• Data rows
— Start —

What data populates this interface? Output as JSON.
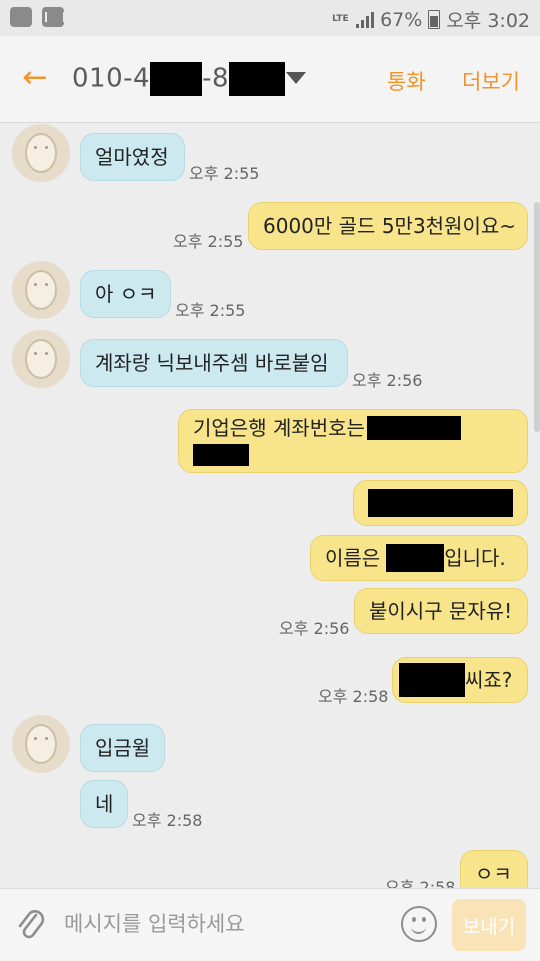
{
  "status_bar": {
    "network": "LTE",
    "battery": "67%",
    "time": "오후 3:02"
  },
  "header": {
    "phone_prefix": "010-4",
    "phone_mid": "-8",
    "call_label": "통화",
    "more_label": "더보기"
  },
  "messages": [
    {
      "dir": "in",
      "text": "얼마였정",
      "time": "오후 2:55"
    },
    {
      "dir": "out",
      "text": "6000만 골드 5만3천원이요~",
      "time": "오후 2:55"
    },
    {
      "dir": "in",
      "text": "아 ㅇㅋ",
      "time": "오후 2:55"
    },
    {
      "dir": "in",
      "text": "계좌랑 닉보내주셈 바로붙임",
      "time": "오후 2:56"
    },
    {
      "dir": "out",
      "text": "기업은행 계좌번호는",
      "time": ""
    },
    {
      "dir": "out",
      "text": "",
      "time": ""
    },
    {
      "dir": "out",
      "text_before": "이름은",
      "text_after": "입니다.",
      "time": ""
    },
    {
      "dir": "out",
      "text": "붙이시구 문자유!",
      "time": "오후 2:56"
    },
    {
      "dir": "out",
      "text": "씨죠?",
      "time": "오후 2:58"
    },
    {
      "dir": "in",
      "text": "입금윌",
      "time": ""
    },
    {
      "dir": "in",
      "text": "네",
      "time": "오후 2:58"
    },
    {
      "dir": "out",
      "text": "ㅇㅋ",
      "time": "오후 2:58"
    }
  ],
  "input": {
    "placeholder": "메시지를 입력하세요",
    "send_label": "보내기"
  },
  "colors": {
    "accent": "#f0942a",
    "incoming": "#cbe9ef",
    "outgoing": "#f8e48a"
  }
}
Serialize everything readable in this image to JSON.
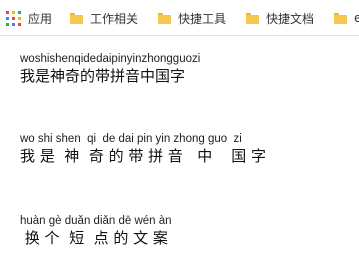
{
  "bookmarks": [
    {
      "label": "应用",
      "icon": "apps-grid-icon"
    },
    {
      "label": "工作相关",
      "icon": "folder-icon"
    },
    {
      "label": "快捷工具",
      "icon": "folder-icon"
    },
    {
      "label": "快捷文档",
      "icon": "folder-icon"
    },
    {
      "label": "e",
      "icon": "folder-icon"
    }
  ],
  "apps_colors": [
    "#ea4335",
    "#fbbc05",
    "#34a853",
    "#4285f4",
    "#ea4335",
    "#fbbc05",
    "#34a853",
    "#4285f4",
    "#ea4335"
  ],
  "folder_color": "#f5c94d",
  "examples": [
    {
      "pinyin": "woshishenqidedaipinyinzhongguozi",
      "hanzi": "我是神奇的带拼音中国字"
    },
    {
      "pinyin": "wo shi shen  qi  de dai pin yin zhong guo  zi",
      "hanzi": "我 是  神  奇 的 带 拼 音   中    国 字"
    },
    {
      "pinyin": "huàn gè duǎn diǎn dē wén àn",
      "hanzi": " 换 个  短  点 的 文 案"
    }
  ]
}
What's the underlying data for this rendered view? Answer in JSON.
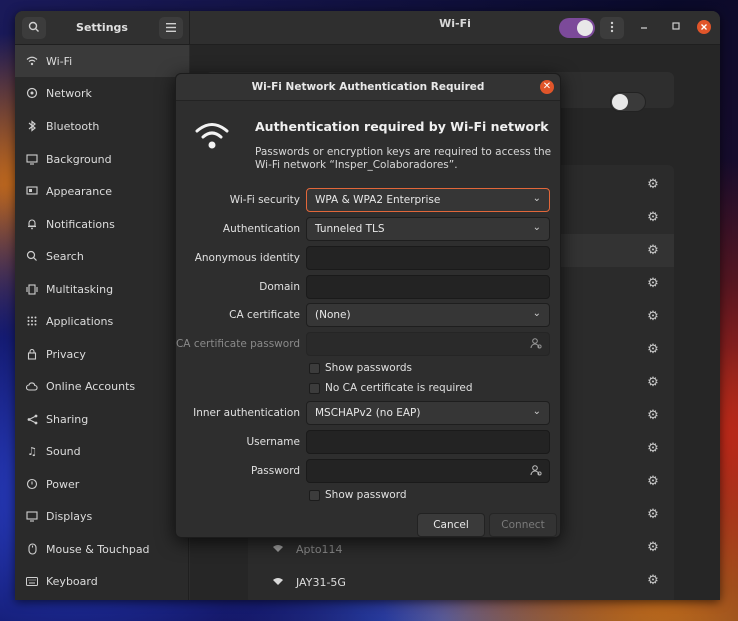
{
  "sidebar": {
    "title": "Settings",
    "items": [
      {
        "label": "Wi-Fi",
        "icon": "wifi-icon",
        "active": true
      },
      {
        "label": "Network",
        "icon": "network-icon"
      },
      {
        "label": "Bluetooth",
        "icon": "bluetooth-icon"
      },
      {
        "label": "Background",
        "icon": "background-icon"
      },
      {
        "label": "Appearance",
        "icon": "appearance-icon"
      },
      {
        "label": "Notifications",
        "icon": "bell-icon"
      },
      {
        "label": "Search",
        "icon": "search-icon"
      },
      {
        "label": "Multitasking",
        "icon": "multitasking-icon"
      },
      {
        "label": "Applications",
        "icon": "grid-icon",
        "chevron": true
      },
      {
        "label": "Privacy",
        "icon": "lock-icon",
        "chevron": true
      },
      {
        "label": "Online Accounts",
        "icon": "cloud-icon"
      },
      {
        "label": "Sharing",
        "icon": "share-icon"
      },
      {
        "label": "Sound",
        "icon": "music-icon"
      },
      {
        "label": "Power",
        "icon": "power-icon"
      },
      {
        "label": "Displays",
        "icon": "display-icon"
      },
      {
        "label": "Mouse & Touchpad",
        "icon": "mouse-icon"
      },
      {
        "label": "Keyboard",
        "icon": "keyboard-icon"
      }
    ]
  },
  "header": {
    "title": "Wi-Fi",
    "wifi_toggle_on": true
  },
  "networks": {
    "visible": [
      "Apto114",
      "JAY31-5G"
    ]
  },
  "dialog": {
    "title": "Wi-Fi Network Authentication Required",
    "heading": "Authentication required by Wi-Fi network",
    "description": "Passwords or encryption keys are required to access the Wi-Fi network “Insper_Colaboradores”.",
    "labels": {
      "wifi_security": "Wi-Fi security",
      "authentication": "Authentication",
      "anonymous_identity": "Anonymous identity",
      "domain": "Domain",
      "ca_certificate": "CA certificate",
      "ca_certificate_password": "CA certificate password",
      "inner_authentication": "Inner authentication",
      "username": "Username",
      "password": "Password"
    },
    "values": {
      "wifi_security": "WPA & WPA2 Enterprise",
      "authentication": "Tunneled TLS",
      "ca_certificate": "(None)",
      "inner_authentication": "MSCHAPv2 (no EAP)"
    },
    "checks": {
      "show_passwords": "Show passwords",
      "no_ca_required": "No CA certificate is required",
      "show_password": "Show password"
    },
    "buttons": {
      "cancel": "Cancel",
      "connect": "Connect"
    }
  },
  "colors": {
    "accent": "#e2673a",
    "toggle_on": "#7c4a9a",
    "close": "#e0552a"
  }
}
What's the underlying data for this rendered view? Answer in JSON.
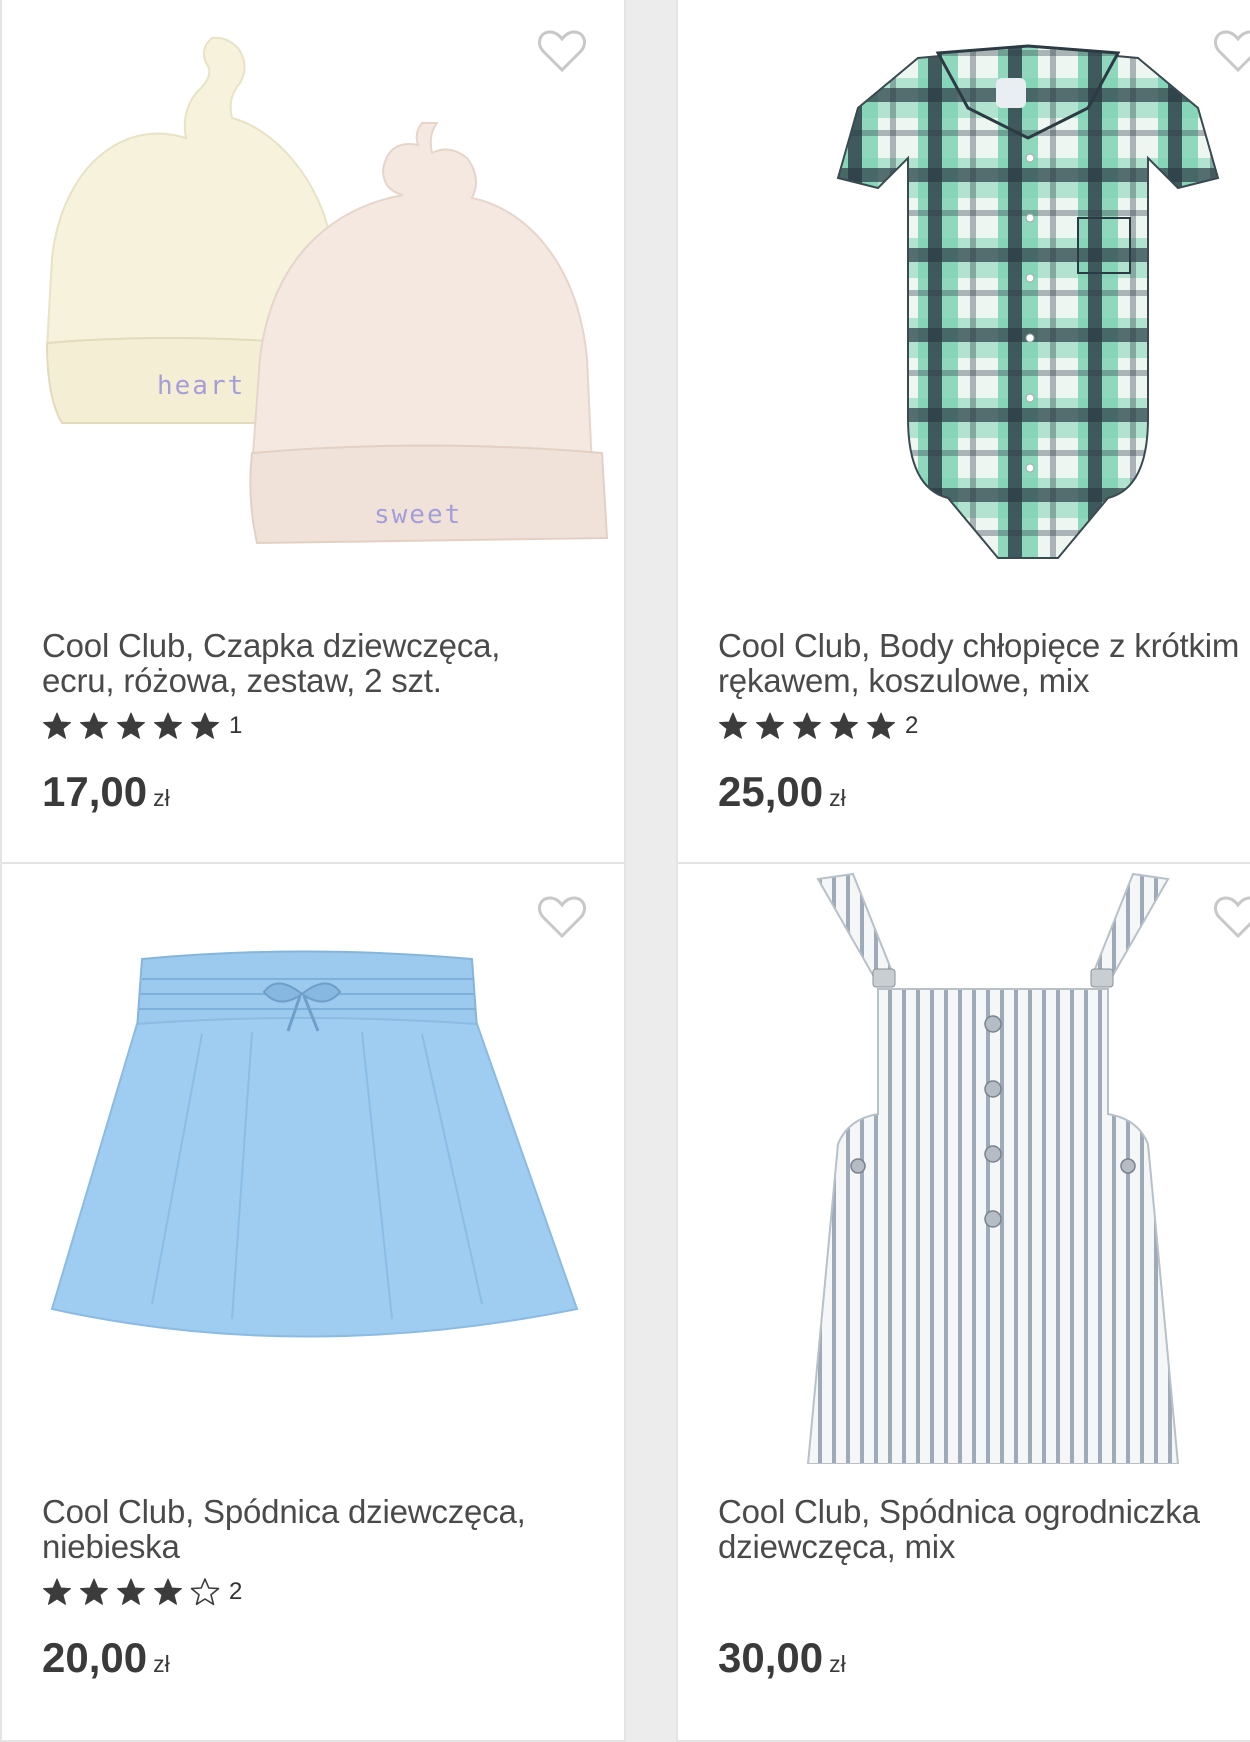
{
  "products": [
    {
      "title": "Cool Club, Czapka dziewczęca,\necru, różowa, zestaw, 2 szt.",
      "rating": 5,
      "rating_count": "1",
      "price": "17,00",
      "currency": "zł",
      "image_text": [
        "heart",
        "sweet"
      ]
    },
    {
      "title": "Cool Club, Body chłopięce z krótkim\nrękawem, koszulowe, mix",
      "rating": 5,
      "rating_count": "2",
      "price": "25,00",
      "currency": "zł"
    },
    {
      "title": "Cool Club, Spódnica dziewczęca,\nniebieska",
      "rating": 4,
      "rating_count": "2",
      "price": "20,00",
      "currency": "zł"
    },
    {
      "title": "Cool Club, Spódnica ogrodniczka\ndziewczęca, mix",
      "rating": 0,
      "rating_count": "",
      "price": "30,00",
      "currency": "zł"
    }
  ],
  "icons": {
    "favorite": "heart-outline-icon",
    "star_full": "star-filled-icon",
    "star_empty": "star-outline-icon"
  },
  "colors": {
    "star": "#3c3c3c",
    "heart_outline": "#c8c8c8",
    "price": "#3a3a3a"
  }
}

— End —

• Given request
Quote every entry exactly, with the pictures omitted.

• In response
What data populates this interface? Output as JSON.
{
  "status_bar": {
    "network": "LTE",
    "battery": "67%",
    "time": "오후 3:02"
  },
  "header": {
    "phone_prefix": "010-4",
    "phone_mid": "-8",
    "call_label": "통화",
    "more_label": "더보기"
  },
  "messages": [
    {
      "dir": "in",
      "text": "얼마였정",
      "time": "오후 2:55"
    },
    {
      "dir": "out",
      "text": "6000만 골드 5만3천원이요~",
      "time": "오후 2:55"
    },
    {
      "dir": "in",
      "text": "아 ㅇㅋ",
      "time": "오후 2:55"
    },
    {
      "dir": "in",
      "text": "계좌랑 닉보내주셈 바로붙임",
      "time": "오후 2:56"
    },
    {
      "dir": "out",
      "text": "기업은행 계좌번호는",
      "time": ""
    },
    {
      "dir": "out",
      "text": "",
      "time": ""
    },
    {
      "dir": "out",
      "text_before": "이름은",
      "text_after": "입니다.",
      "time": ""
    },
    {
      "dir": "out",
      "text": "붙이시구 문자유!",
      "time": "오후 2:56"
    },
    {
      "dir": "out",
      "text": "씨죠?",
      "time": "오후 2:58"
    },
    {
      "dir": "in",
      "text": "입금윌",
      "time": ""
    },
    {
      "dir": "in",
      "text": "네",
      "time": "오후 2:58"
    },
    {
      "dir": "out",
      "text": "ㅇㅋ",
      "time": "오후 2:58"
    }
  ],
  "input": {
    "placeholder": "메시지를 입력하세요",
    "send_label": "보내기"
  },
  "colors": {
    "accent": "#f0942a",
    "incoming": "#cbe9ef",
    "outgoing": "#f8e48a"
  }
}
Serialize everything readable in this image to JSON.
{
  "bookmarks": [
    {
      "label": "应用",
      "icon": "apps-grid-icon"
    },
    {
      "label": "工作相关",
      "icon": "folder-icon"
    },
    {
      "label": "快捷工具",
      "icon": "folder-icon"
    },
    {
      "label": "快捷文档",
      "icon": "folder-icon"
    },
    {
      "label": "e",
      "icon": "folder-icon"
    }
  ],
  "apps_colors": [
    "#ea4335",
    "#fbbc05",
    "#34a853",
    "#4285f4",
    "#ea4335",
    "#fbbc05",
    "#34a853",
    "#4285f4",
    "#ea4335"
  ],
  "folder_color": "#f5c94d",
  "examples": [
    {
      "pinyin": "woshishenqidedaipinyinzhongguozi",
      "hanzi": "我是神奇的带拼音中国字"
    },
    {
      "pinyin": "wo shi shen  qi  de dai pin yin zhong guo  zi",
      "hanzi": "我 是  神  奇 的 带 拼 音   中    国 字"
    },
    {
      "pinyin": "huàn gè duǎn diǎn dē wén àn",
      "hanzi": " 换 个  短  点 的 文 案"
    }
  ]
}
What's the underlying data for this rendered view? Answer in JSON.
{
  "sidebar": {
    "title": "Settings",
    "items": [
      {
        "label": "Wi-Fi",
        "icon": "wifi-icon",
        "active": true
      },
      {
        "label": "Network",
        "icon": "network-icon"
      },
      {
        "label": "Bluetooth",
        "icon": "bluetooth-icon"
      },
      {
        "label": "Background",
        "icon": "background-icon"
      },
      {
        "label": "Appearance",
        "icon": "appearance-icon"
      },
      {
        "label": "Notifications",
        "icon": "bell-icon"
      },
      {
        "label": "Search",
        "icon": "search-icon"
      },
      {
        "label": "Multitasking",
        "icon": "multitasking-icon"
      },
      {
        "label": "Applications",
        "icon": "grid-icon",
        "chevron": true
      },
      {
        "label": "Privacy",
        "icon": "lock-icon",
        "chevron": true
      },
      {
        "label": "Online Accounts",
        "icon": "cloud-icon"
      },
      {
        "label": "Sharing",
        "icon": "share-icon"
      },
      {
        "label": "Sound",
        "icon": "music-icon"
      },
      {
        "label": "Power",
        "icon": "power-icon"
      },
      {
        "label": "Displays",
        "icon": "display-icon"
      },
      {
        "label": "Mouse & Touchpad",
        "icon": "mouse-icon"
      },
      {
        "label": "Keyboard",
        "icon": "keyboard-icon"
      }
    ]
  },
  "header": {
    "title": "Wi-Fi",
    "wifi_toggle_on": true
  },
  "networks": {
    "visible": [
      "Apto114",
      "JAY31-5G"
    ]
  },
  "dialog": {
    "title": "Wi-Fi Network Authentication Required",
    "heading": "Authentication required by Wi-Fi network",
    "description": "Passwords or encryption keys are required to access the Wi-Fi network “Insper_Colaboradores”.",
    "labels": {
      "wifi_security": "Wi-Fi security",
      "authentication": "Authentication",
      "anonymous_identity": "Anonymous identity",
      "domain": "Domain",
      "ca_certificate": "CA certificate",
      "ca_certificate_password": "CA certificate password",
      "inner_authentication": "Inner authentication",
      "username": "Username",
      "password": "Password"
    },
    "values": {
      "wifi_security": "WPA & WPA2 Enterprise",
      "authentication": "Tunneled TLS",
      "ca_certificate": "(None)",
      "inner_authentication": "MSCHAPv2 (no EAP)"
    },
    "checks": {
      "show_passwords": "Show passwords",
      "no_ca_required": "No CA certificate is required",
      "show_password": "Show password"
    },
    "buttons": {
      "cancel": "Cancel",
      "connect": "Connect"
    }
  },
  "colors": {
    "accent": "#e2673a",
    "toggle_on": "#7c4a9a",
    "close": "#e0552a"
  }
}
What's the underlying data for this rendered view? Answer in JSON.
{
  "products": [
    {
      "title": "Cool Club, Czapka dziewczęca,\necru, różowa, zestaw, 2 szt.",
      "rating": 5,
      "rating_count": "1",
      "price": "17,00",
      "currency": "zł",
      "image_text": [
        "heart",
        "sweet"
      ]
    },
    {
      "title": "Cool Club, Body chłopięce z krótkim\nrękawem, koszulowe, mix",
      "rating": 5,
      "rating_count": "2",
      "price": "25,00",
      "currency": "zł"
    },
    {
      "title": "Cool Club, Spódnica dziewczęca,\nniebieska",
      "rating": 4,
      "rating_count": "2",
      "price": "20,00",
      "currency": "zł"
    },
    {
      "title": "Cool Club, Spódnica ogrodniczka\ndziewczęca, mix",
      "rating": 0,
      "rating_count": "",
      "price": "30,00",
      "currency": "zł"
    }
  ],
  "icons": {
    "favorite": "heart-outline-icon",
    "star_full": "star-filled-icon",
    "star_empty": "star-outline-icon"
  },
  "colors": {
    "star": "#3c3c3c",
    "heart_outline": "#c8c8c8",
    "price": "#3a3a3a"
  }
}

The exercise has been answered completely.